### 必要な作業
使徒言行録の説教の本文をもとに、次の問いに答えよ。
1. 「腹黒い者」と訳されている部分を直訳すると何になり、どの書のどこから来ているか。
2. 「悪の縄目に縛られて」はどの書のどこから来ているか。
3. 英語の「シモニー」は何を意味する言葉となったか。

2015年05月03日

〔使徒言行録連続講解説教〕

第21回「使徒言行録8章14〜25節」
(13/2/10)(その3)
 (承前)

 決してシモンだけではないでしょう。ペトロ、ヨハネによる「聖霊授与」な
どという怪しい「儀式」を施されたクリスチャン皆が、「自分もやってみたい」
と思ったのではないでしょうか。元魔術師のシモンの場合はびんびんです。金
(カネ)をいくら払ってでも、その能力を身につけたい、と思うのが当然なので
はないでしょうか。ペトロの、シモンに対する罵倒は熾烈を極めます。「腹黒
い者」と訳されている部分、そのまま訳せば「苦い苦よもぎ」で、申命記29:17
から来ており、神に背く者のたとえです。同じく、「悪の縄目に縛られて」は、
「悪の連帯」であって、イザヤ書58:6(本日の旧約書)から来ています。さらに、
これはご存知の方もいらっしゃるかと思いますが、後にキリスト教世界では、
シモンは、「聖なるものをカネで買おうとする悪い人」の典型とされ、英語の
「シモニー」という言葉は「聖職売買」を意味する言葉とまでなりました。も
ちろん、シモンも悪いです。しかし、一神教的伝統のないところで、ペトロと
ヨハネとが怪しげな儀式をするものですから、せっかく洗礼にまで至ったシモ
ンをつまずかせ、このようなとんでもない事態を引き起こしてしまったのです。

### 与えられた情報
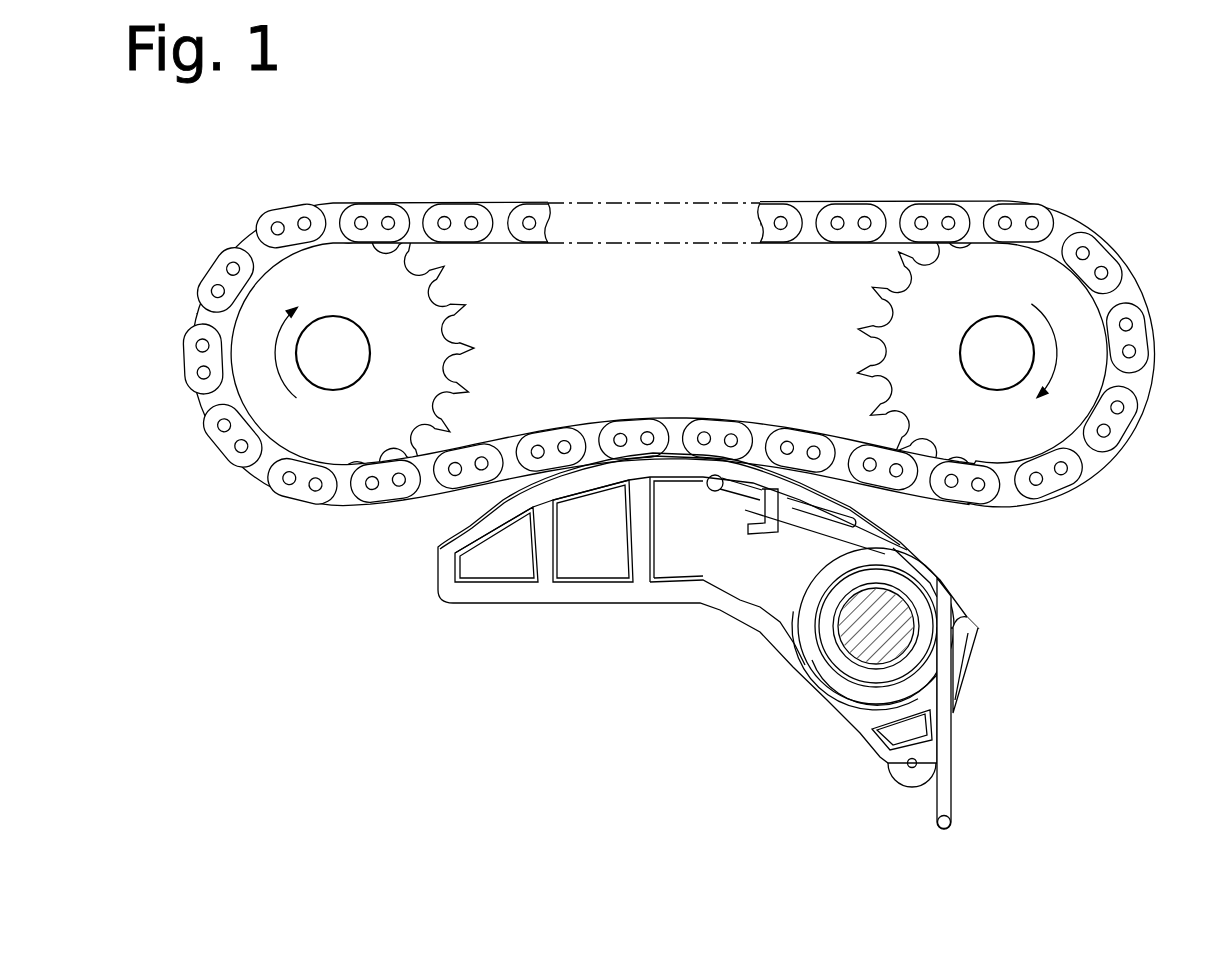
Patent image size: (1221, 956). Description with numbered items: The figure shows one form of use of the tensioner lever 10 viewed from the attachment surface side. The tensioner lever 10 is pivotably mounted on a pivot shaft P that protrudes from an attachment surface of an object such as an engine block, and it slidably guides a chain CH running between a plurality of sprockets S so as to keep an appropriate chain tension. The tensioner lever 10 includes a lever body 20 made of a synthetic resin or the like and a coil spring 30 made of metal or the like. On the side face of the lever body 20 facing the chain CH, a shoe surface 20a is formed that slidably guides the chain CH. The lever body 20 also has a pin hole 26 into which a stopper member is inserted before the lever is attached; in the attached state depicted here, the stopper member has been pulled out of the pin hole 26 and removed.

The sprockets S is at (335, 355).
The chain CH is at (808, 216).
The tensioner lever 10 is at (1002, 722).
The lever body 20 is at (819, 660).
The shoe surface 20a is at (665, 444).
The pin hole 26 is at (906, 766).
The coil spring 30 is at (932, 585).
The pivot shaft P is at (880, 628).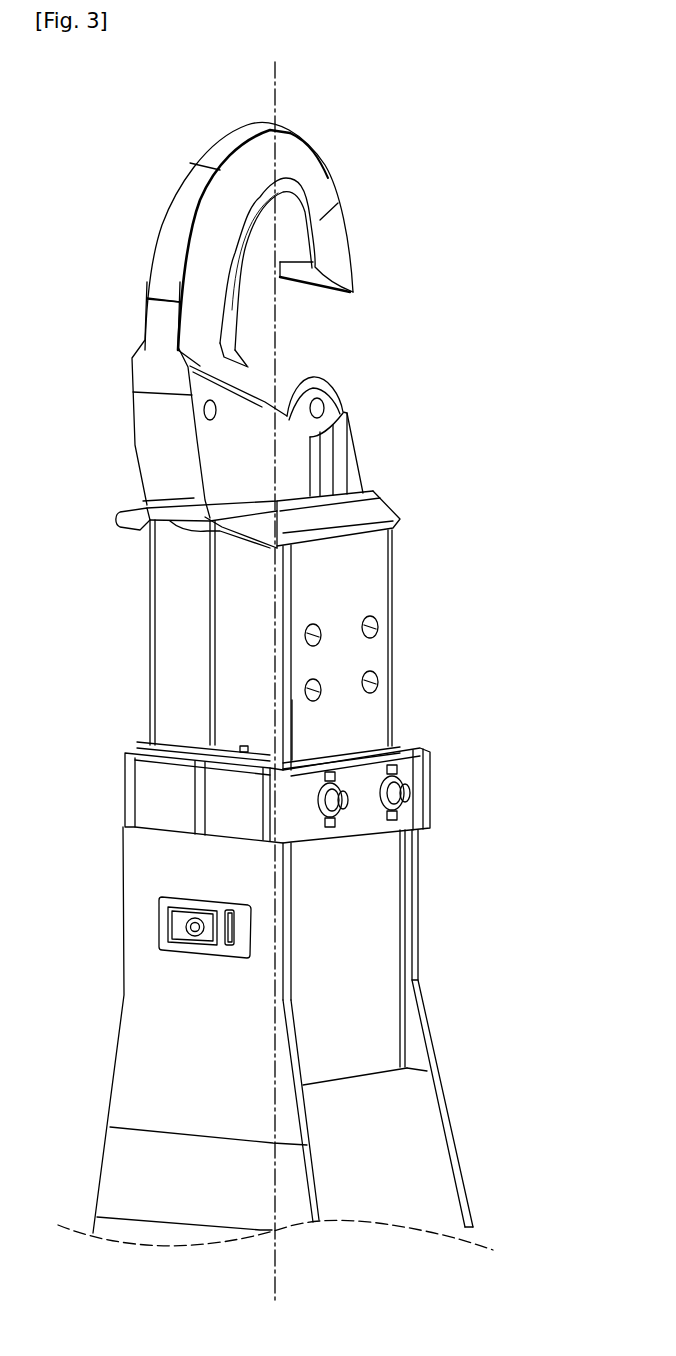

### 正しい出力
1. 直訳すると「苦い苦よもぎ」で、申命記29:17から来ている。
2. イザヤ書58:6から来ている。
3. 「聖職売買」を意味する言葉となった。